STATED EXERCISE: Give every line of the material again, exactly as written.
────
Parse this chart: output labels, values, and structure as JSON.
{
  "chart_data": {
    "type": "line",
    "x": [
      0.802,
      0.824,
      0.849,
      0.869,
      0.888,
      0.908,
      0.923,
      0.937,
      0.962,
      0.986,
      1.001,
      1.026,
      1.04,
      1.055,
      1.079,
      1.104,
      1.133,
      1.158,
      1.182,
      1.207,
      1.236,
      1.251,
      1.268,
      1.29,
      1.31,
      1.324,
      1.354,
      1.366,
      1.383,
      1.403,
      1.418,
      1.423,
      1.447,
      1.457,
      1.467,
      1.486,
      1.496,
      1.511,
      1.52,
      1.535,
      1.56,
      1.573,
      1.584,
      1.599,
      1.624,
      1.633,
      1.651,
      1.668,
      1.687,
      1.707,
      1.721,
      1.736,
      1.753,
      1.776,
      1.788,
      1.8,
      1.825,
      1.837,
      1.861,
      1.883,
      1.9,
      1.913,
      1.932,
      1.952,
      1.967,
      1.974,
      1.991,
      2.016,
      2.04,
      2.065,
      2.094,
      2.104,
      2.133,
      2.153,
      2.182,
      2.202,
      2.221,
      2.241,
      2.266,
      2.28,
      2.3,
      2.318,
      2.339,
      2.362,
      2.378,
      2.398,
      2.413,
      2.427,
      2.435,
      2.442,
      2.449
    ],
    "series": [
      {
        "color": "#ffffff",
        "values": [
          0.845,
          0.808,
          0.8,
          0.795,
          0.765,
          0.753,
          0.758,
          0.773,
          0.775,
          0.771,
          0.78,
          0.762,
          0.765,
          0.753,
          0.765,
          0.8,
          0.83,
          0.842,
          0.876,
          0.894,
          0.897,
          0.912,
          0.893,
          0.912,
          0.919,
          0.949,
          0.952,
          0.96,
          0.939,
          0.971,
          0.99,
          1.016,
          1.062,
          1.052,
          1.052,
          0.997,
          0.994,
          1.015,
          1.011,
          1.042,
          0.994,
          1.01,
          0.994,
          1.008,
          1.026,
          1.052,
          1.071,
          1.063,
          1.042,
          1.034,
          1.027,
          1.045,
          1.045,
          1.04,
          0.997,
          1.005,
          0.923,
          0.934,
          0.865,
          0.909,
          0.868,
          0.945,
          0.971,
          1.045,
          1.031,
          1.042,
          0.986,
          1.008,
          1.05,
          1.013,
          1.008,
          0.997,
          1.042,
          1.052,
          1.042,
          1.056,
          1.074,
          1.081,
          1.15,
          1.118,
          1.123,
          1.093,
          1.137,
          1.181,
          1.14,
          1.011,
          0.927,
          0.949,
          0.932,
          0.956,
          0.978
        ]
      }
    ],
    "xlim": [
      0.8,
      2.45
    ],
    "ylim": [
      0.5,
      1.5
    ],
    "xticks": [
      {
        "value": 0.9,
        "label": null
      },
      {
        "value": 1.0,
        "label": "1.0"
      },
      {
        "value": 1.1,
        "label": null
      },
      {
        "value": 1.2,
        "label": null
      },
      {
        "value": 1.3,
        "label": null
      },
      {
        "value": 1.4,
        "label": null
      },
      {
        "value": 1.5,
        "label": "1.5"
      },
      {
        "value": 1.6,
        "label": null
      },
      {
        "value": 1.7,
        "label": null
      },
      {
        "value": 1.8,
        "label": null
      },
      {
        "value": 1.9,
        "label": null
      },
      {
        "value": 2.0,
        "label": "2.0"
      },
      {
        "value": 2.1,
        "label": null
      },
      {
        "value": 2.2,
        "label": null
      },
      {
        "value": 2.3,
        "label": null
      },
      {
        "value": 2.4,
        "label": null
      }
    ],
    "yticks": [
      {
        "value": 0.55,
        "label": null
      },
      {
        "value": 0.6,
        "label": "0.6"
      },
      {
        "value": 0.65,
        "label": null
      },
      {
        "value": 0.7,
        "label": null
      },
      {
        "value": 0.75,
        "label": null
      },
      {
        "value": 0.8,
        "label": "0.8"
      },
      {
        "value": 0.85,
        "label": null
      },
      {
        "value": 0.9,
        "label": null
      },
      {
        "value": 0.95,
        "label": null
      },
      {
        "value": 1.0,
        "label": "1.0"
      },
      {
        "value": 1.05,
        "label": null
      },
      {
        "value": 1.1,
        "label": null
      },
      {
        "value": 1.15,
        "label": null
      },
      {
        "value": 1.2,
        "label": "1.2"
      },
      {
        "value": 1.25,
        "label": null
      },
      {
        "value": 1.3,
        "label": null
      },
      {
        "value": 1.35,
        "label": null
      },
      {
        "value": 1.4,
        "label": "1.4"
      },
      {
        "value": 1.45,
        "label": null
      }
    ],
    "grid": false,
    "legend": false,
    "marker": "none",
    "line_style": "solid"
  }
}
────
EXERCISE RESULT:
Parse this chart: output labels, values, and structure as JSON.
{
  "chart_data": {
    "type": "line",
    "x": [
      0.802,
      0.824,
      0.849,
      0.869,
      0.888,
      0.908,
      0.923,
      0.937,
      0.962,
      0.986,
      1.001,
      1.026,
      1.04,
      1.055,
      1.079,
      1.104,
      1.133,
      1.158,
      1.182,
      1.207,
      1.236,
      1.251,
      1.268,
      1.29,
      1.31,
      1.324,
      1.354,
      1.366,
      1.383,
      1.403,
      1.418,
      1.423,
      1.447,
      1.457,
      1.467,
      1.486,
      1.496,
      1.511,
      1.52,
      1.535,
      1.56,
      1.573,
      1.584,
      1.599,
      1.624,
      1.633,
      1.651,
      1.668,
      1.687,
      1.707,
      1.721,
      1.736,
      1.753,
      1.776,
      1.788,
      1.8,
      1.825,
      1.837,
      1.861,
      1.883,
      1.9,
      1.913,
      1.932,
      1.952,
      1.967,
      1.974,
      1.991,
      2.016,
      2.04,
      2.065,
      2.094,
      2.104,
      2.133,
      2.153,
      2.182,
      2.202,
      2.221,
      2.241,
      2.266,
      2.28,
      2.3,
      2.318,
      2.339,
      2.362,
      2.378,
      2.398,
      2.413,
      2.427,
      2.435,
      2.442,
      2.449
    ],
    "series": [
      {
        "color": "#ffffff",
        "values": [
          0.845,
          0.808,
          0.8,
          0.795,
          0.765,
          0.753,
          0.758,
          0.773,
          0.775,
          0.771,
          0.78,
          0.762,
          0.765,
          0.753,
          0.765,
          0.8,
          0.83,
          0.842,
          0.876,
          0.894,
          0.897,
          0.912,
          0.893,
          0.912,
          0.919,
          0.949,
          0.952,
          0.96,
          0.939,
          0.971,
          0.99,
          1.016,
          1.062,
          1.052,
          1.052,
          0.997,
          0.994,
          1.015,
          1.011,
          1.042,
          0.994,
          1.01,
          0.994,
          1.008,
          1.026,
          1.052,
          1.071,
          1.063,
          1.042,
          1.034,
          1.027,
          1.045,
          1.045,
          1.04,
          0.997,
          1.005,
          0.923,
          0.934,
          0.865,
          0.909,
          0.868,
          0.945,
          0.971,
          1.045,
          1.031,
          1.042,
          0.986,
          1.008,
          1.05,
          1.013,
          1.008,
          0.997,
          1.042,
          1.052,
          1.042,
          1.056,
          1.074,
          1.081,
          1.15,
          1.118,
          1.123,
          1.093,
          1.137,
          1.181,
          1.14,
          1.011,
          0.927,
          0.949,
          0.932,
          0.956,
          0.978
        ]
      }
    ],
    "xlim": [
      0.8,
      2.45
    ],
    "ylim": [
      0.5,
      1.5
    ],
    "xticks": [
      {
        "value": 0.9,
        "label": null
      },
      {
        "value": 1.0,
        "label": "1.0"
      },
      {
        "value": 1.1,
        "label": null
      },
      {
        "value": 1.2,
        "label": null
      },
      {
        "value": 1.3,
        "label": null
      },
      {
        "value": 1.4,
        "label": null
      },
      {
        "value": 1.5,
        "label": "1.5"
      },
      {
        "value": 1.6,
        "label": null
      },
      {
        "value": 1.7,
        "label": null
      },
      {
        "value": 1.8,
        "label": null
      },
      {
        "value": 1.9,
        "label": null
      },
      {
        "value": 2.0,
        "label": "2.0"
      },
      {
        "value": 2.1,
        "label": null
      },
      {
        "value": 2.2,
        "label": null
      },
      {
        "value": 2.3,
        "label": null
      },
      {
        "value": 2.4,
        "label": null
      }
    ],
    "yticks": [
      {
        "value": 0.55,
        "label": null
      },
      {
        "value": 0.6,
        "label": "0.6"
      },
      {
        "value": 0.65,
        "label": null
      },
      {
        "value": 0.7,
        "label": null
      },
      {
        "value": 0.75,
        "label": null
      },
      {
        "value": 0.8,
        "label": "0.8"
      },
      {
        "value": 0.85,
        "label": null
      },
      {
        "value": 0.9,
        "label": null
      },
      {
        "value": 0.95,
        "label": null
      },
      {
        "value": 1.0,
        "label": "1.0"
      },
      {
        "value": 1.05,
        "label": null
      },
      {
        "value": 1.1,
        "label": null
      },
      {
        "value": 1.15,
        "label": null
      },
      {
        "value": 1.2,
        "label": "1.2"
      },
      {
        "value": 1.25,
        "label": null
      },
      {
        "value": 1.3,
        "label": null
      },
      {
        "value": 1.35,
        "label": null
      },
      {
        "value": 1.4,
        "label": "1.4"
      },
      {
        "value": 1.45,
        "label": null
      }
    ],
    "grid": false,
    "legend": false,
    "marker": "none",
    "line_style": "solid"
  }
}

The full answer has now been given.